>>

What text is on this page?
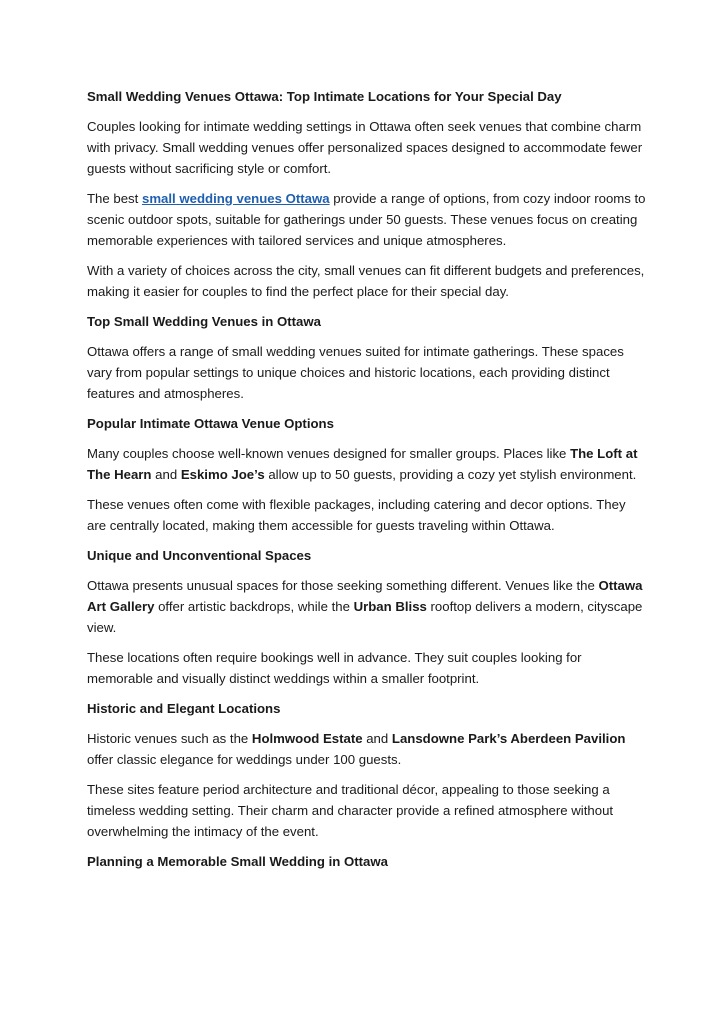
Small Wedding Venues Ottawa: Top Intimate Locations for Your Special Day

Couples looking for intimate wedding settings in Ottawa often seek venues that combine charm with privacy. Small wedding venues offer personalized spaces designed to accommodate fewer guests without sacrificing style or comfort.

The best small wedding venues Ottawa provide a range of options, from cozy indoor rooms to scenic outdoor spots, suitable for gatherings under 50 guests. These venues focus on creating memorable experiences with tailored services and unique atmospheres.

With a variety of choices across the city, small venues can fit different budgets and preferences, making it easier for couples to find the perfect place for their special day.

Top Small Wedding Venues in Ottawa

Ottawa offers a range of small wedding venues suited for intimate gatherings. These spaces vary from popular settings to unique choices and historic locations, each providing distinct features and atmospheres.

Popular Intimate Ottawa Venue Options

Many couples choose well-known venues designed for smaller groups. Places like The Loft at The Hearn and Eskimo Joe’s allow up to 50 guests, providing a cozy yet stylish environment.

These venues often come with flexible packages, including catering and decor options. They are centrally located, making them accessible for guests traveling within Ottawa.

Unique and Unconventional Spaces

Ottawa presents unusual spaces for those seeking something different. Venues like the Ottawa Art Gallery offer artistic backdrops, while the Urban Bliss rooftop delivers a modern, cityscape view.

These locations often require bookings well in advance. They suit couples looking for memorable and visually distinct weddings within a smaller footprint.

Historic and Elegant Locations

Historic venues such as the Holmwood Estate and Lansdowne Park’s Aberdeen Pavilion offer classic elegance for weddings under 100 guests.

These sites feature period architecture and traditional décor, appealing to those seeking a timeless wedding setting. Their charm and character provide a refined atmosphere without overwhelming the intimacy of the event.

Planning a Memorable Small Wedding in Ottawa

<<

◆ YOUR INSTRUCTIONS: Wherever the word "weddings" occurs in a line of the listing, copy that line.

◆ ANSWER TO THE PROBLEM:
These locations often require bookings well in advance. They suit couples looking for memorable and visually distinct weddings within a smaller footprint.
Historic venues such as the Holmwood Estate and Lansdowne Park’s Aberdeen Pavilion offer classic elegance for weddings under 100 guests.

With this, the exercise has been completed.